#### [What the task requires]
Please output the lines shown below exactly as they appear.

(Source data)
┌──

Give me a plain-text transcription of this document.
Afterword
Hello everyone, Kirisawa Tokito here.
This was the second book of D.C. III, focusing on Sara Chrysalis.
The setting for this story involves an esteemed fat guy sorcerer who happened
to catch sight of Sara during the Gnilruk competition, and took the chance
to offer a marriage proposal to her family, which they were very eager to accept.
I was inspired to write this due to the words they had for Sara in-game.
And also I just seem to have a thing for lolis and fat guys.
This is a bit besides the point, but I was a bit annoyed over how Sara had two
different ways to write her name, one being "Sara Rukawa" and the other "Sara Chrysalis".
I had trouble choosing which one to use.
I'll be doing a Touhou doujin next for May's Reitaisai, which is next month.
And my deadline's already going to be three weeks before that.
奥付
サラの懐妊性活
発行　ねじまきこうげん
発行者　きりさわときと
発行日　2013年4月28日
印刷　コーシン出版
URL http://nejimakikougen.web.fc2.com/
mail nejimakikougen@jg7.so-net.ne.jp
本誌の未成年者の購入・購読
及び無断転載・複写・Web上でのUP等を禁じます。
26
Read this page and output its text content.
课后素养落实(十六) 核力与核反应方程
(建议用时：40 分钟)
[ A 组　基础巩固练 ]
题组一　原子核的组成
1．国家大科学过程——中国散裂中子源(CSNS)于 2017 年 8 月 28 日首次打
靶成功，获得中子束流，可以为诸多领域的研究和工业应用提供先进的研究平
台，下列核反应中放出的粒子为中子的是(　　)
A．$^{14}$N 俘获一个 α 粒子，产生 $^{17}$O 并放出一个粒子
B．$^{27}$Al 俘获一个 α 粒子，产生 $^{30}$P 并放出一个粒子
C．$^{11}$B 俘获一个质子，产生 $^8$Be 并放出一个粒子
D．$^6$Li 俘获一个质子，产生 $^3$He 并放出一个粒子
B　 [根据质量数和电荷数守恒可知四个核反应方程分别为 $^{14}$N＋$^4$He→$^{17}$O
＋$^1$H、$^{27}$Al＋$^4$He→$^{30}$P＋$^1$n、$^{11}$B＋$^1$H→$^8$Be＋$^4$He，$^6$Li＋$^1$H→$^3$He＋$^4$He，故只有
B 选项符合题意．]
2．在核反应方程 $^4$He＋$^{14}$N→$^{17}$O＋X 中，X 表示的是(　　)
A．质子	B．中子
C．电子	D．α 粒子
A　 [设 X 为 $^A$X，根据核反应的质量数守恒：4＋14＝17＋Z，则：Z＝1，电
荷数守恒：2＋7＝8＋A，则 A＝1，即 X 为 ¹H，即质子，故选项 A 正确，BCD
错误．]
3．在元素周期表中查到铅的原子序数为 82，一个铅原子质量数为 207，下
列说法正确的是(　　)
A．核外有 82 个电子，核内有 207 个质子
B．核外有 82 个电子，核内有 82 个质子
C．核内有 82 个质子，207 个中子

└──

#### [Finished answer]
Give me a plain-text transcription of this document.
Afterword
Hello everyone, Kirisawa Tokito here.
This was the second book of D.C. III, focusing on Sara Chrysalis.
The setting for this story involves an esteemed fat guy sorcerer who happened
to catch sight of Sara during the Gnilruk competition, and took the chance
to offer a marriage proposal to her family, which they were very eager to accept.
I was inspired to write this due to the words they had for Sara in-game.
And also I just seem to have a thing for lolis and fat guys.
This is a bit besides the point, but I was a bit annoyed over how Sara had two
different ways to write her name, one being "Sara Rukawa" and the other "Sara Chrysalis".
I had trouble choosing which one to use.
I'll be doing a Touhou doujin next for May's Reitaisai, which is next month.
And my deadline's already going to be three weeks before that.
奥付
サラの懐妊性活
発行　ねじまきこうげん
発行者　きりさわときと
発行日　2013年4月28日
印刷　コーシン出版
URL http://nejimakikougen.web.fc2.com/
mail nejimakikougen@jg7.so-net.ne.jp
本誌の未成年者の購入・購読
及び無断転載・複写・Web上でのUP等を禁じます。
26
Read this page and output its text content.
课后素养落实(十六) 核力与核反应方程
(建议用时：40 分钟)
[ A 组　基础巩固练 ]
题组一　原子核的组成
1．国家大科学过程——中国散裂中子源(CSNS)于 2017 年 8 月 28 日首次打
靶成功，获得中子束流，可以为诸多领域的研究和工业应用提供先进的研究平
台，下列核反应中放出的粒子为中子的是(　　)
A．$^{14}$N 俘获一个 α 粒子，产生 $^{17}$O 并放出一个粒子
B．$^{27}$Al 俘获一个 α 粒子，产生 $^{30}$P 并放出一个粒子
C．$^{11}$B 俘获一个质子，产生 $^8$Be 并放出一个粒子
D．$^6$Li 俘获一个质子，产生 $^3$He 并放出一个粒子
B　 [根据质量数和电荷数守恒可知四个核反应方程分别为 $^{14}$N＋$^4$He→$^{17}$O
＋$^1$H、$^{27}$Al＋$^4$He→$^{30}$P＋$^1$n、$^{11}$B＋$^1$H→$^8$Be＋$^4$He，$^6$Li＋$^1$H→$^3$He＋$^4$He，故只有
B 选项符合题意．]
2．在核反应方程 $^4$He＋$^{14}$N→$^{17}$O＋X 中，X 表示的是(　　)
A．质子	B．中子
C．电子	D．α 粒子
A　 [设 X 为 $^A$X，根据核反应的质量数守恒：4＋14＝17＋Z，则：Z＝1，电
荷数守恒：2＋7＝8＋A，则 A＝1，即 X 为 ¹H，即质子，故选项 A 正确，BCD
错误．]
3．在元素周期表中查到铅的原子序数为 82，一个铅原子质量数为 207，下
列说法正确的是(　　)
A．核外有 82 个电子，核内有 207 个质子
B．核外有 82 个电子，核内有 82 个质子
C．核内有 82 个质子，207 个中子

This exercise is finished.